§ **Problem details**: Render the stretch of entries from the line containing "give bounding boxes" through the line containing "slice-category-label: Food bbox=[703, 404, 754, 427]", both lines included, as a Markdown table with the columns Row and Line, omitting blank lines. Leave the picture out of the table.

§ **Data to use**:
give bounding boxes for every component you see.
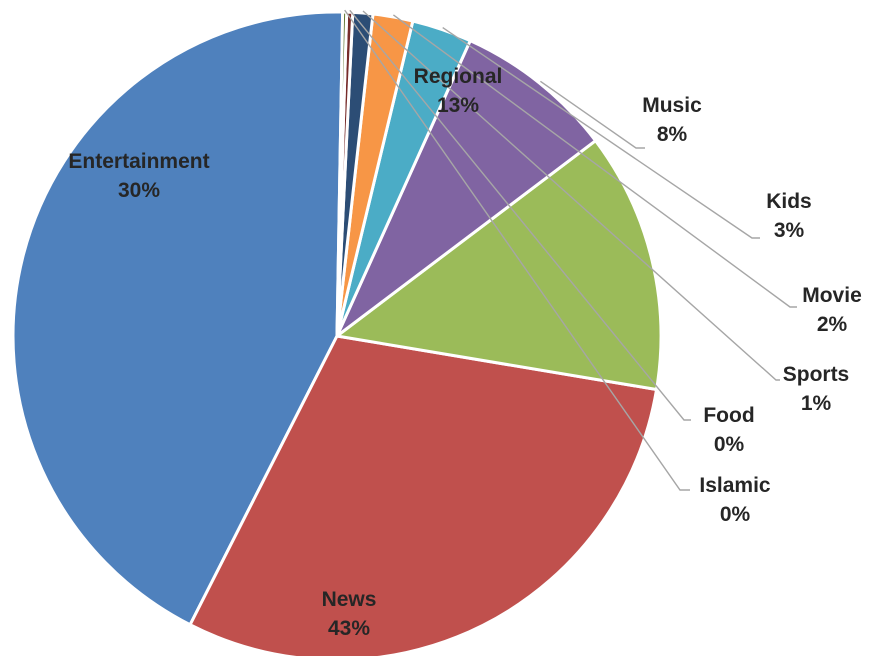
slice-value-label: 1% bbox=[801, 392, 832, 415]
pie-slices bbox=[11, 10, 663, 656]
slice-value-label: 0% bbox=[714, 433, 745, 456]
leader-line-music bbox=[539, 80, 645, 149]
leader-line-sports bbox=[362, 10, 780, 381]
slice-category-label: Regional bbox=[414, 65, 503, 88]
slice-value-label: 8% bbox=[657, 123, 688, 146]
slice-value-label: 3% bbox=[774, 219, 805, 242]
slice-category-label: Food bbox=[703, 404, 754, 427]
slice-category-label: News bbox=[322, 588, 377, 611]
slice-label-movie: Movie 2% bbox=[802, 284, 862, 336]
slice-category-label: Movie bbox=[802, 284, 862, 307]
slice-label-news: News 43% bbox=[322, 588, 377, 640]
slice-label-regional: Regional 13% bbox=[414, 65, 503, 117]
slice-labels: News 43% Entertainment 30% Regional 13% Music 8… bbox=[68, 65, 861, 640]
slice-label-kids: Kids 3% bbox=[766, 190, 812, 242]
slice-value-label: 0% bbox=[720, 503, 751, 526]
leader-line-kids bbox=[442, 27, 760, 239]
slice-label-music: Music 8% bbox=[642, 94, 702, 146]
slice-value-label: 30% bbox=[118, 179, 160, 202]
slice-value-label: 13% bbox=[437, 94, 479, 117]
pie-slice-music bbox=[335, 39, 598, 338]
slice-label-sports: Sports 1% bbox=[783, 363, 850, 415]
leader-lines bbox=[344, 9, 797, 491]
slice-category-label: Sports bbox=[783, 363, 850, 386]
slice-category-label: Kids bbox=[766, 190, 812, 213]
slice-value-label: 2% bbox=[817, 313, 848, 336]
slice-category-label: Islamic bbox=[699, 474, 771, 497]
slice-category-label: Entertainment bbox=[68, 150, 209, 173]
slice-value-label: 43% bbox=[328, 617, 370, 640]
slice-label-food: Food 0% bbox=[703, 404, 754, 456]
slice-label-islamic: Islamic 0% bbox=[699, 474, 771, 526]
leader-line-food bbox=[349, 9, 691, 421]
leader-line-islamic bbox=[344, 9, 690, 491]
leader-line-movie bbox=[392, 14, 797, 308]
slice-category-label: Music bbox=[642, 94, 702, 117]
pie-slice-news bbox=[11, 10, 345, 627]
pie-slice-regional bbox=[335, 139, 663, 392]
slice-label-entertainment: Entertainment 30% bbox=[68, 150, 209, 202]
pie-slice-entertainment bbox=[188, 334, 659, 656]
* * *
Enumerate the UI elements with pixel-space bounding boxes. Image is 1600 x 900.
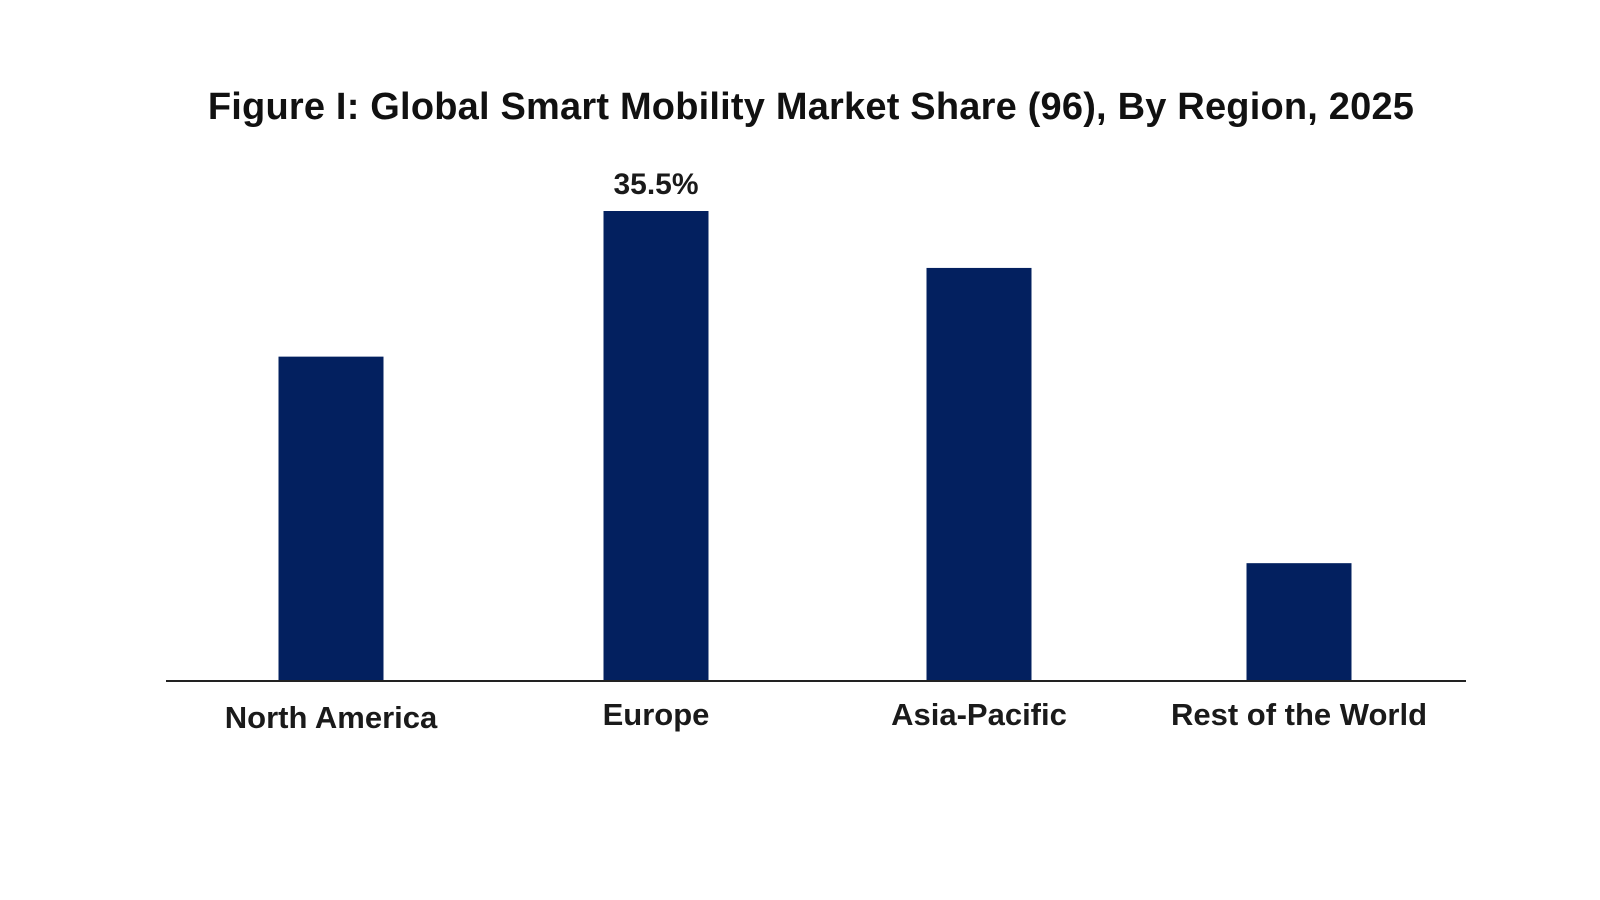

§ **The result**:
| Row | Line |
|---|---|
| 1 | give bounding boxes for every component you see. |
| 2 | slice-value-label: 1% bbox=[801, 392, 832, 415] |
| 3 | pie-slices bbox=[11, 10, 663, 656] |
| 4 | slice-value-label: 0% bbox=[714, 433, 745, 456] |
| 5 | leader-line-music bbox=[539, 80, 645, 149] |
| 6 | leader-line-sports bbox=[362, 10, 780, 381] |
| 7 | slice-category-label: Regional bbox=[414, 65, 503, 88] |
| 8 | slice-value-label: 8% bbox=[657, 123, 688, 146] |
| 9 | slice-value-label: 3% bbox=[774, 219, 805, 242] |
| 10 | slice-category-label: Food bbox=[703, 404, 754, 427] |